* [Request]:
State how many lines of the entries hold the string "color", and output nothing but that count.

* [Material provided]:
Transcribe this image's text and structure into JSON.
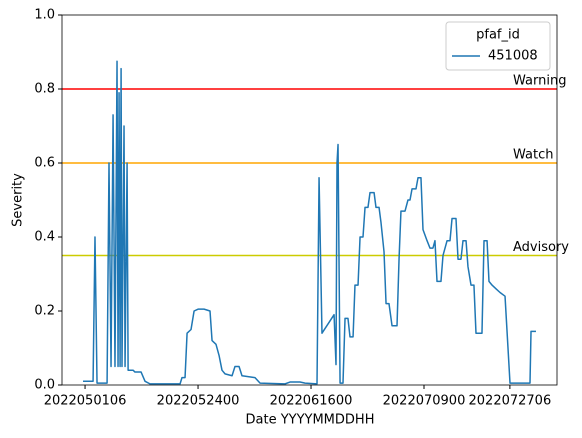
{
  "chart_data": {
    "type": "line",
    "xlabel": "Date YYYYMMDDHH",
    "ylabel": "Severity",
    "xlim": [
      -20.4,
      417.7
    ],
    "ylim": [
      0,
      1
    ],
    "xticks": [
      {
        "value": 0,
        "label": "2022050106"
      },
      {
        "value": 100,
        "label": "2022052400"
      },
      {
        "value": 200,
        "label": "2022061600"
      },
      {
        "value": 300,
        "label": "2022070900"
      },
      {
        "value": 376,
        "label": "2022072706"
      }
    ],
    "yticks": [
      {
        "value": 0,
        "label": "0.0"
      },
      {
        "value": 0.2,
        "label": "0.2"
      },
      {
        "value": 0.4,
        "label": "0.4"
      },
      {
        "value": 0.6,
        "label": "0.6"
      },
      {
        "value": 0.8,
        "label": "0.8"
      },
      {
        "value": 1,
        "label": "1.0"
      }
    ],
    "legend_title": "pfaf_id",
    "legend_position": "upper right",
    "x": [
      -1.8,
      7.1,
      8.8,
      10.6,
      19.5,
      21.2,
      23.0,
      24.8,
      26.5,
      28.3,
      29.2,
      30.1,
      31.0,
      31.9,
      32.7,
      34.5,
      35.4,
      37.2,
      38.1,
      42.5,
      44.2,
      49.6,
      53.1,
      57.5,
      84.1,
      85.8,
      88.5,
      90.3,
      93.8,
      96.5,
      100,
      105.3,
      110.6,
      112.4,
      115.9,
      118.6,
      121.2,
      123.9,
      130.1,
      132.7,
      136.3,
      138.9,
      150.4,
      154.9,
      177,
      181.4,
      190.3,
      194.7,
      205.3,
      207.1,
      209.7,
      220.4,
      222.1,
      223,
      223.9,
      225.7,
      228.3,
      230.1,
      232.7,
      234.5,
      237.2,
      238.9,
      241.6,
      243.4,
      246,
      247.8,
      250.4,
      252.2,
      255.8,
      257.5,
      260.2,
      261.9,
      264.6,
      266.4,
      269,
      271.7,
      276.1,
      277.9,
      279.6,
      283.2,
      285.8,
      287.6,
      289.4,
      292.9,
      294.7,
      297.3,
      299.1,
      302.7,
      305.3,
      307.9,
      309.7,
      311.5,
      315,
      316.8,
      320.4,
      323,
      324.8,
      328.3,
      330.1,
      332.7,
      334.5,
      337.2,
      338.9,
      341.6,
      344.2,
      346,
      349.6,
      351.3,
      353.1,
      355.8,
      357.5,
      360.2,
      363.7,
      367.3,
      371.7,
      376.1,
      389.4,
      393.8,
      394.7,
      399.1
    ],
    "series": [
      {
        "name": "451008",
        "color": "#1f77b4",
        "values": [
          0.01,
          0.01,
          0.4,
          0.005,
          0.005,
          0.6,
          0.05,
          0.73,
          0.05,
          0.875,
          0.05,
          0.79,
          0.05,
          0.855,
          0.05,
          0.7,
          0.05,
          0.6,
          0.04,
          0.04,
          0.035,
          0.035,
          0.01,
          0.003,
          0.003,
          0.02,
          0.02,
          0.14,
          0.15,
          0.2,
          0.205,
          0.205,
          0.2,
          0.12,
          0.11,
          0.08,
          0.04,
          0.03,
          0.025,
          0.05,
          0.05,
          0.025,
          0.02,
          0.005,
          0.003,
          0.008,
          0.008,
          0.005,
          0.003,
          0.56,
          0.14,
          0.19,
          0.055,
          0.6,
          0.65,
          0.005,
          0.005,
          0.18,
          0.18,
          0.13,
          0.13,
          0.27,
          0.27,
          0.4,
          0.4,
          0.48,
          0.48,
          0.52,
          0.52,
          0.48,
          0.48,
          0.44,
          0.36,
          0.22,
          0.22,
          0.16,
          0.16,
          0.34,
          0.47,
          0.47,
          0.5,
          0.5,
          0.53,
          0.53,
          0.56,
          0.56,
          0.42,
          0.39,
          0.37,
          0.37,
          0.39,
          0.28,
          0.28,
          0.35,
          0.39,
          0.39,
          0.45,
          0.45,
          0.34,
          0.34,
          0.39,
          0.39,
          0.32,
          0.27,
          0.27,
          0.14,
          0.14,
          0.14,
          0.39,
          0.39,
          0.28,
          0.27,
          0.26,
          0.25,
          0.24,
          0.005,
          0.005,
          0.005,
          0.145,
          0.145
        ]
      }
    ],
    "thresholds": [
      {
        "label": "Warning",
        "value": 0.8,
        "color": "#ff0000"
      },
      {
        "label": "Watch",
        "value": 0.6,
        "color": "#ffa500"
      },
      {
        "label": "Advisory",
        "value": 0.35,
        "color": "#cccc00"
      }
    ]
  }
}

* [Exercise result]:
4